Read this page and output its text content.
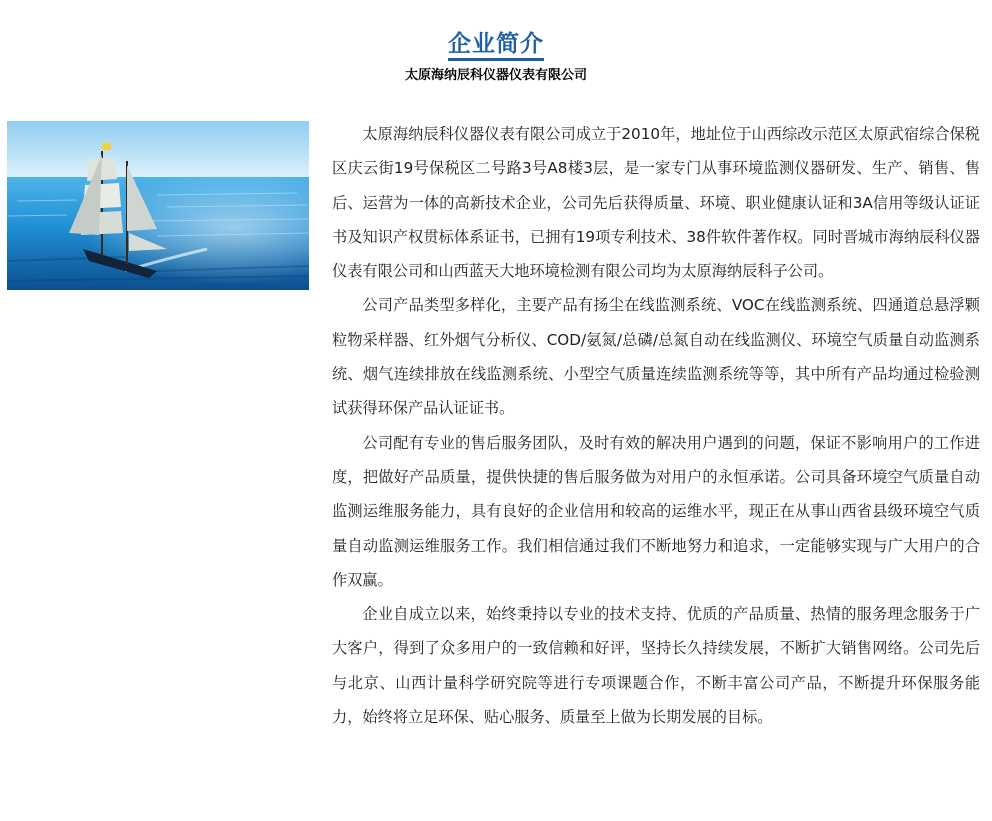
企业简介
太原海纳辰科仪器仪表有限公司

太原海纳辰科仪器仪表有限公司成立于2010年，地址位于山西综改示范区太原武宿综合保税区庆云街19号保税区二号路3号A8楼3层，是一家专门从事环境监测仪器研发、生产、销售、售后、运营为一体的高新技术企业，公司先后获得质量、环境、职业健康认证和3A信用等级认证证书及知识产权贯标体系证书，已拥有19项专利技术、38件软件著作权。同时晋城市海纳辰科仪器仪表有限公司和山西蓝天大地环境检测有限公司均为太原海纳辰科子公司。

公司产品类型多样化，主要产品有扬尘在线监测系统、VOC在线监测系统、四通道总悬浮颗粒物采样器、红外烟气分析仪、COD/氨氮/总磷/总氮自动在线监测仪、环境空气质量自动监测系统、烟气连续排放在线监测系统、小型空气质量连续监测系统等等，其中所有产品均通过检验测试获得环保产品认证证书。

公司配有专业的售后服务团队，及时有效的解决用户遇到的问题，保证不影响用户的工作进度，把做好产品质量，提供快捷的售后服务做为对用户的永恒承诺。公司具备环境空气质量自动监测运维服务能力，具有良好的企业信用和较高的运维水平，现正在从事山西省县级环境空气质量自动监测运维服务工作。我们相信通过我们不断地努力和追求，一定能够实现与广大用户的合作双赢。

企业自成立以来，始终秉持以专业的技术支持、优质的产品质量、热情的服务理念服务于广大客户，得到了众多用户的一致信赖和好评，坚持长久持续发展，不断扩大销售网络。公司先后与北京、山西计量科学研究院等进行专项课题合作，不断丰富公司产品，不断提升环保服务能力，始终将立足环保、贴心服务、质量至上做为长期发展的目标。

################

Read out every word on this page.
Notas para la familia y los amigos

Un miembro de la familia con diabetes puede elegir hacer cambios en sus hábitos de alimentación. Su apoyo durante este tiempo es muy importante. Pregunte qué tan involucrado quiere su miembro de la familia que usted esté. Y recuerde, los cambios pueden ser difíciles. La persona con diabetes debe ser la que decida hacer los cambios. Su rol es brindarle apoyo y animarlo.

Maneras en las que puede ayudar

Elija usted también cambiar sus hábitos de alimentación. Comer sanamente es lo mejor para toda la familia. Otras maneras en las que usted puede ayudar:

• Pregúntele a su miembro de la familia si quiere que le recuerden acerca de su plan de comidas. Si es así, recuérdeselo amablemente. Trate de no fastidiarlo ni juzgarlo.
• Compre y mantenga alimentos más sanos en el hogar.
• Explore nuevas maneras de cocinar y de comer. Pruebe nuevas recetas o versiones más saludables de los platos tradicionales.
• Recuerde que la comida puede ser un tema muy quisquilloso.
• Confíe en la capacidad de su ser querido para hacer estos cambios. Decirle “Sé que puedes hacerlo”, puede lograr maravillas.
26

################

[What to produce]
Your task is to pick out every line with the string "Read" and copy it.

[Task solution]
Read this page and output its text content.
Read out every word on this page.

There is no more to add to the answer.